Directions for this task - Every line of the records below should be restated exactly.

··· Material for the task

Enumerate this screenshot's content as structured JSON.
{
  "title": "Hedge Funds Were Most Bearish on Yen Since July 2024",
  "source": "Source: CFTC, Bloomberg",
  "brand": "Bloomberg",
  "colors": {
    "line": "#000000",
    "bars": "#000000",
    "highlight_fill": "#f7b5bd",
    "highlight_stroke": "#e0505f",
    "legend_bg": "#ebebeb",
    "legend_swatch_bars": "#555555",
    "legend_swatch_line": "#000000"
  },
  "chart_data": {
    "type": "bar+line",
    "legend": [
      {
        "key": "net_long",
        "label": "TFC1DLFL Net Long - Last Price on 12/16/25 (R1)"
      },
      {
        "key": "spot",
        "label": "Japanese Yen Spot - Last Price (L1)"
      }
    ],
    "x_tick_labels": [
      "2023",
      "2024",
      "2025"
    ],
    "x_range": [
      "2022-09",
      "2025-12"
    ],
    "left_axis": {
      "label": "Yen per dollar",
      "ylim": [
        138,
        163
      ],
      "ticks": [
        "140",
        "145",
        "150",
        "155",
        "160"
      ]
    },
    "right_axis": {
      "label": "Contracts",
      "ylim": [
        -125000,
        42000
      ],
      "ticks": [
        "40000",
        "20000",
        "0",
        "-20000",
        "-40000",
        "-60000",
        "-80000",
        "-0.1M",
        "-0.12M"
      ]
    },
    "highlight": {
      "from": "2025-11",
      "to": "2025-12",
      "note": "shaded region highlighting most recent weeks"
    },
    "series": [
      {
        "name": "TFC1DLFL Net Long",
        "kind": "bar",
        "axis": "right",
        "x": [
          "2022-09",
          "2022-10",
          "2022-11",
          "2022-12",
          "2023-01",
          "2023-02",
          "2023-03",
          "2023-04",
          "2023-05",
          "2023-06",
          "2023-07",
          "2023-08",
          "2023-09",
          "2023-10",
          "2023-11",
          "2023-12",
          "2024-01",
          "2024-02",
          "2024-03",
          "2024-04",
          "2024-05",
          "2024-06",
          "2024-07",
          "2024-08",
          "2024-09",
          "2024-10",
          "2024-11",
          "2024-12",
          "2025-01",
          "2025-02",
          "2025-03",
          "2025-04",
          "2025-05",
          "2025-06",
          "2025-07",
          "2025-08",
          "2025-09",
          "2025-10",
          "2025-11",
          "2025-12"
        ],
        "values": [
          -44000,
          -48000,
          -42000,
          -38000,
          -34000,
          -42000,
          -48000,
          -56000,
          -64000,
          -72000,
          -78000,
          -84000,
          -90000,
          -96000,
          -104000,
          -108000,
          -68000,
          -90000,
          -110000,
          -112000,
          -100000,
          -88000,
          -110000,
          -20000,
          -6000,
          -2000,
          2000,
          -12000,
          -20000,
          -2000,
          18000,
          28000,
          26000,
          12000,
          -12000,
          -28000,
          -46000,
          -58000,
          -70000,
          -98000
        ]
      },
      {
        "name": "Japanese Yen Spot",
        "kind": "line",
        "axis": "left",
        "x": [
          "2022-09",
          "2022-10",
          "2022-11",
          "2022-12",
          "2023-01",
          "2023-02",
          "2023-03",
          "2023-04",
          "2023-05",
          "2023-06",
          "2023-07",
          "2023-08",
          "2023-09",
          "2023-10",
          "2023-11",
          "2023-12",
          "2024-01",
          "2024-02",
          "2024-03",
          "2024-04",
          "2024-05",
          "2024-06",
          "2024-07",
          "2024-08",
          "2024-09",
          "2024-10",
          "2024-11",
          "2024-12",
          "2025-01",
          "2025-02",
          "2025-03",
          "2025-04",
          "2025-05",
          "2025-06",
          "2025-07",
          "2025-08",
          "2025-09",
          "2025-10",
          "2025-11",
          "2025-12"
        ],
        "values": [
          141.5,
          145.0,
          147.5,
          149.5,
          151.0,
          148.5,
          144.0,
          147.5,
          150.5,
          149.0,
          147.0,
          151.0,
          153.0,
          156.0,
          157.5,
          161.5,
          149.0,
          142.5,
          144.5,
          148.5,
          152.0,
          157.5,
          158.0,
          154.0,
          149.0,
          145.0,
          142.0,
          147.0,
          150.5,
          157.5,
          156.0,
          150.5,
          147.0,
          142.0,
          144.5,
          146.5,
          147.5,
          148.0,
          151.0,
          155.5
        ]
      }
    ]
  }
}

······

The solution -
Enumerate this screenshot's content as structured JSON.
{
  "title": "Hedge Funds Were Most Bearish on Yen Since July 2024",
  "source": "Source: CFTC, Bloomberg",
  "brand": "Bloomberg",
  "colors": {
    "line": "#000000",
    "bars": "#000000",
    "highlight_fill": "#f7b5bd",
    "highlight_stroke": "#e0505f",
    "legend_bg": "#ebebeb",
    "legend_swatch_bars": "#555555",
    "legend_swatch_line": "#000000"
  },
  "chart_data": {
    "type": "bar+line",
    "legend": [
      {
        "key": "net_long",
        "label": "TFC1DLFL Net Long - Last Price on 12/16/25 (R1)"
      },
      {
        "key": "spot",
        "label": "Japanese Yen Spot - Last Price (L1)"
      }
    ],
    "x_tick_labels": [
      "2023",
      "2024",
      "2025"
    ],
    "x_range": [
      "2022-09",
      "2025-12"
    ],
    "left_axis": {
      "label": "Yen per dollar",
      "ylim": [
        138,
        163
      ],
      "ticks": [
        "140",
        "145",
        "150",
        "155",
        "160"
      ]
    },
    "right_axis": {
      "label": "Contracts",
      "ylim": [
        -125000,
        42000
      ],
      "ticks": [
        "40000",
        "20000",
        "0",
        "-20000",
        "-40000",
        "-60000",
        "-80000",
        "-0.1M",
        "-0.12M"
      ]
    },
    "highlight": {
      "from": "2025-11",
      "to": "2025-12",
      "note": "shaded region highlighting most recent weeks"
    },
    "series": [
      {
        "name": "TFC1DLFL Net Long",
        "kind": "bar",
        "axis": "right",
        "x": [
          "2022-09",
          "2022-10",
          "2022-11",
          "2022-12",
          "2023-01",
          "2023-02",
          "2023-03",
          "2023-04",
          "2023-05",
          "2023-06",
          "2023-07",
          "2023-08",
          "2023-09",
          "2023-10",
          "2023-11",
          "2023-12",
          "2024-01",
          "2024-02",
          "2024-03",
          "2024-04",
          "2024-05",
          "2024-06",
          "2024-07",
          "2024-08",
          "2024-09",
          "2024-10",
          "2024-11",
          "2024-12",
          "2025-01",
          "2025-02",
          "2025-03",
          "2025-04",
          "2025-05",
          "2025-06",
          "2025-07",
          "2025-08",
          "2025-09",
          "2025-10",
          "2025-11",
          "2025-12"
        ],
        "values": [
          -44000,
          -48000,
          -42000,
          -38000,
          -34000,
          -42000,
          -48000,
          -56000,
          -64000,
          -72000,
          -78000,
          -84000,
          -90000,
          -96000,
          -104000,
          -108000,
          -68000,
          -90000,
          -110000,
          -112000,
          -100000,
          -88000,
          -110000,
          -20000,
          -6000,
          -2000,
          2000,
          -12000,
          -20000,
          -2000,
          18000,
          28000,
          26000,
          12000,
          -12000,
          -28000,
          -46000,
          -58000,
          -70000,
          -98000
        ]
      },
      {
        "name": "Japanese Yen Spot",
        "kind": "line",
        "axis": "left",
        "x": [
          "2022-09",
          "2022-10",
          "2022-11",
          "2022-12",
          "2023-01",
          "2023-02",
          "2023-03",
          "2023-04",
          "2023-05",
          "2023-06",
          "2023-07",
          "2023-08",
          "2023-09",
          "2023-10",
          "2023-11",
          "2023-12",
          "2024-01",
          "2024-02",
          "2024-03",
          "2024-04",
          "2024-05",
          "2024-06",
          "2024-07",
          "2024-08",
          "2024-09",
          "2024-10",
          "2024-11",
          "2024-12",
          "2025-01",
          "2025-02",
          "2025-03",
          "2025-04",
          "2025-05",
          "2025-06",
          "2025-07",
          "2025-08",
          "2025-09",
          "2025-10",
          "2025-11",
          "2025-12"
        ],
        "values": [
          141.5,
          145.0,
          147.5,
          149.5,
          151.0,
          148.5,
          144.0,
          147.5,
          150.5,
          149.0,
          147.0,
          151.0,
          153.0,
          156.0,
          157.5,
          161.5,
          149.0,
          142.5,
          144.5,
          148.5,
          152.0,
          157.5,
          158.0,
          154.0,
          149.0,
          145.0,
          142.0,
          147.0,
          150.5,
          157.5,
          156.0,
          150.5,
          147.0,
          142.0,
          144.5,
          146.5,
          147.5,
          148.0,
          151.0,
          155.5
        ]
      }
    ]
  }
}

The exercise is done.